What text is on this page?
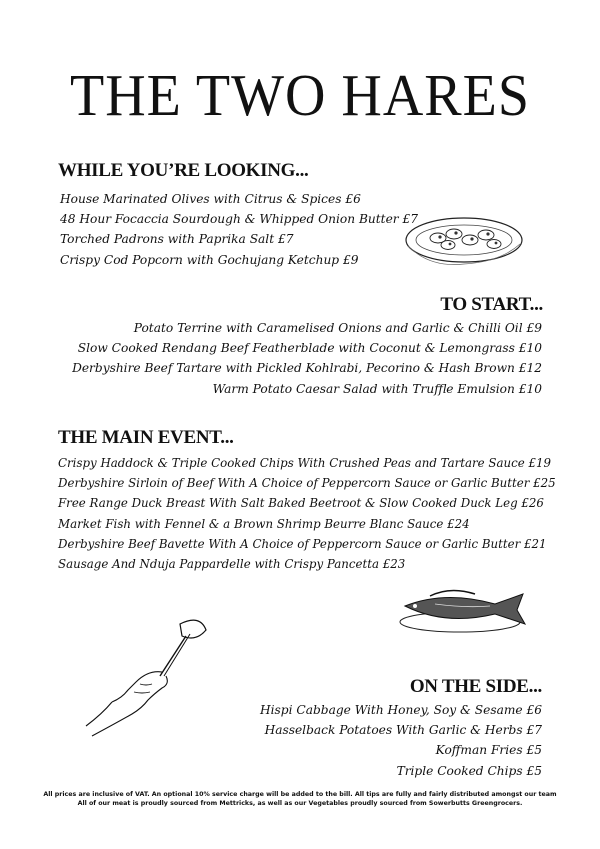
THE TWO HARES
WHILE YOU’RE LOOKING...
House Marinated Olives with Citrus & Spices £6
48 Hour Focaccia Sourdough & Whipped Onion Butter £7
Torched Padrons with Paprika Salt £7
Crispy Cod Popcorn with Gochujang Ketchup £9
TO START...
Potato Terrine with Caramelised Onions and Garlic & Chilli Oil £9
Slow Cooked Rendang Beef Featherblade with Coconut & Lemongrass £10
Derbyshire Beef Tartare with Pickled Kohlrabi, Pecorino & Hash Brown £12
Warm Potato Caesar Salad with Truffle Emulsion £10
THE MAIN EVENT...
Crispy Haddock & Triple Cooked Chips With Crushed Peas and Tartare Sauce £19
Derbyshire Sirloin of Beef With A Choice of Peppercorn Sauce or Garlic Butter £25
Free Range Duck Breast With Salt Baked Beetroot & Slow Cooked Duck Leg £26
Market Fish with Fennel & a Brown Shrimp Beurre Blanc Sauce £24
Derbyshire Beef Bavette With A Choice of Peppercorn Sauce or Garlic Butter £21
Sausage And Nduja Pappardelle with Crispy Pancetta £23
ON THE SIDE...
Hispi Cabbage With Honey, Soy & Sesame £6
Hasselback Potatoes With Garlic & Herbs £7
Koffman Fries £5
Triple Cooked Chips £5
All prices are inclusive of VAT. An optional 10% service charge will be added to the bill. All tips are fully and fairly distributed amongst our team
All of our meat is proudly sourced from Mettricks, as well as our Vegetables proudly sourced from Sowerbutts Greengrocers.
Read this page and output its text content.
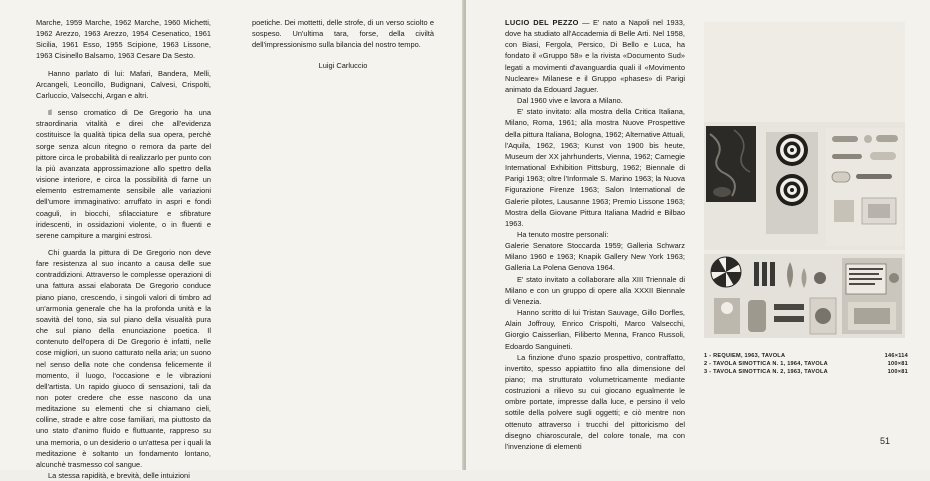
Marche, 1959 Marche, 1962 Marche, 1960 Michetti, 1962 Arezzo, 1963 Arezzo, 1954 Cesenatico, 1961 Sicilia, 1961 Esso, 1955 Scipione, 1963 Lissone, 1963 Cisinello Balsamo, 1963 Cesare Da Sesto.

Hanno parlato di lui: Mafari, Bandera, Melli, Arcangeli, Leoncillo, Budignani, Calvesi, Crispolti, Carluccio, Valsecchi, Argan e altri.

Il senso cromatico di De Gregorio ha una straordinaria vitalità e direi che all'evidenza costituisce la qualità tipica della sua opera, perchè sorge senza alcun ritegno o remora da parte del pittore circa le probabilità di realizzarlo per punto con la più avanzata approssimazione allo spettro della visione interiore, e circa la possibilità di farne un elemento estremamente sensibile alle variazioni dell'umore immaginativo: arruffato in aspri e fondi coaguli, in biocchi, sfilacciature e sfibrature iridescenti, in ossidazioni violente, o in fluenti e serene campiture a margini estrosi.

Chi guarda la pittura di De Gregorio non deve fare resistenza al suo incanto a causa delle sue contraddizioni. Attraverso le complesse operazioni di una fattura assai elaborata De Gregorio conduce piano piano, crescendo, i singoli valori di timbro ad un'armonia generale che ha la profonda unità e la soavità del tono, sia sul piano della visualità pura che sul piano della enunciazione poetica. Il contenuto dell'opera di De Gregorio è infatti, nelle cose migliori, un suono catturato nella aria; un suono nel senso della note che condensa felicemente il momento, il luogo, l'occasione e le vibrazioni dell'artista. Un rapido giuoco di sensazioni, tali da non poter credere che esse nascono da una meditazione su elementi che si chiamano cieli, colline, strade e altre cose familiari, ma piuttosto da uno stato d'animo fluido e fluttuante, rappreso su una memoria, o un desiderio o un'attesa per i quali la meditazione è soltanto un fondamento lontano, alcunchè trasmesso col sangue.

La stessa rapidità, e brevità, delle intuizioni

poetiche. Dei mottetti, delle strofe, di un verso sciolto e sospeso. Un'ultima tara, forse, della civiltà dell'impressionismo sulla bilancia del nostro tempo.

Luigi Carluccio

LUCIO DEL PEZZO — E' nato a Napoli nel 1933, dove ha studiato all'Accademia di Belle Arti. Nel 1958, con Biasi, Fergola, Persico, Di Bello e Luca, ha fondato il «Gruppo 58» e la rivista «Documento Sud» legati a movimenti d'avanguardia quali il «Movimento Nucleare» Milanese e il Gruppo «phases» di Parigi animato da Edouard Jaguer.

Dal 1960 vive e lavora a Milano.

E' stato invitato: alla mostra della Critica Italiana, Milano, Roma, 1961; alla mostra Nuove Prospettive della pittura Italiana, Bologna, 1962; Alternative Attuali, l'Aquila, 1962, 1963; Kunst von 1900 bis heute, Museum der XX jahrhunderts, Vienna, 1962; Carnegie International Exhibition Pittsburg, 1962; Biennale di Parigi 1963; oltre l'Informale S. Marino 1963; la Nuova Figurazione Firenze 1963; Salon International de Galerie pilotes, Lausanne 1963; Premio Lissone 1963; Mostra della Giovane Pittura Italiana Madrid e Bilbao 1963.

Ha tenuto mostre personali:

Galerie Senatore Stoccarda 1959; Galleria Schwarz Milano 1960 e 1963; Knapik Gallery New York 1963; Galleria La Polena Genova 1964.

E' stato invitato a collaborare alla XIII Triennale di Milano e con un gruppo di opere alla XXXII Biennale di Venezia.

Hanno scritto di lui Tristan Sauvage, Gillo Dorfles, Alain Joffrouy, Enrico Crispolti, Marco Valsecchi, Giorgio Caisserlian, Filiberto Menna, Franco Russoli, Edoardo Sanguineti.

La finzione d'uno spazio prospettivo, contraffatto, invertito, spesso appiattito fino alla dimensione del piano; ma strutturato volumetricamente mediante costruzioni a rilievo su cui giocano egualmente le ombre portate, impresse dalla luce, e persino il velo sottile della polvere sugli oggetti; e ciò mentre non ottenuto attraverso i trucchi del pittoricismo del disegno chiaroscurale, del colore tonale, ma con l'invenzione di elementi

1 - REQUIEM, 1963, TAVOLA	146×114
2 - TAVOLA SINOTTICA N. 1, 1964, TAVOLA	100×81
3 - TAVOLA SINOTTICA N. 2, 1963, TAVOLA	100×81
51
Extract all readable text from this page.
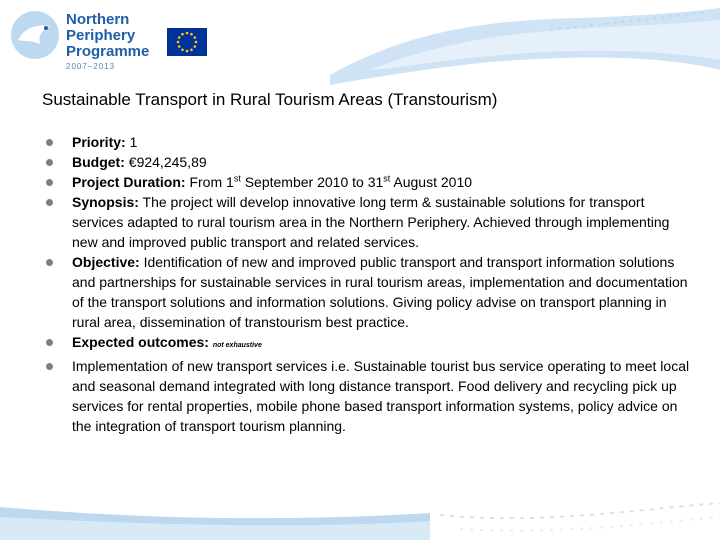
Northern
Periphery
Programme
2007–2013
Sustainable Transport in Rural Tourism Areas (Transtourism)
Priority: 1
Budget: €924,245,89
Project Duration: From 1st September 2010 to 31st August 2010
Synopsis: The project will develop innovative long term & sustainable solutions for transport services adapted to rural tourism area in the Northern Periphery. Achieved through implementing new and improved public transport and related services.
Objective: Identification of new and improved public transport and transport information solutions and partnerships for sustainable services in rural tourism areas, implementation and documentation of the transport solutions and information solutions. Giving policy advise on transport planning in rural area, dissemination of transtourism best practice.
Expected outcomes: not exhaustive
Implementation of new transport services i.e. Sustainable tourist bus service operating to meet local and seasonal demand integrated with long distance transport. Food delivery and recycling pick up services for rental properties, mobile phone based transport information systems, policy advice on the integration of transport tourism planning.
_ _ _
• WHAT IS REQUIRED
Reproduce the material above exactly, but only from the line with "Extract all readable text from this page." through its last line, leaving pictures out.

• OUTPUT BELOW
Extract all readable text from this page.
Northern
Periphery
Programme
2007–2013
Sustainable Transport in Rural Tourism Areas (Transtourism)
Priority: 1
Budget: €924,245,89
Project Duration: From 1st September 2010 to 31st August 2010
Synopsis: The project will develop innovative long term & sustainable solutions for transport services adapted to rural tourism area in the Northern Periphery. Achieved through implementing new and improved public transport and related services.
Objective: Identification of new and improved public transport and transport information solutions and partnerships for sustainable services in rural tourism areas, implementation and documentation of the transport solutions and information solutions. Giving policy advise on transport planning in rural area, dissemination of transtourism best practice.
Expected outcomes: not exhaustive
Implementation of new transport services i.e. Sustainable tourist bus service operating to meet local and seasonal demand integrated with long distance transport. Food delivery and recycling pick up services for rental properties, mobile phone based transport information systems, policy advice on the integration of transport tourism planning.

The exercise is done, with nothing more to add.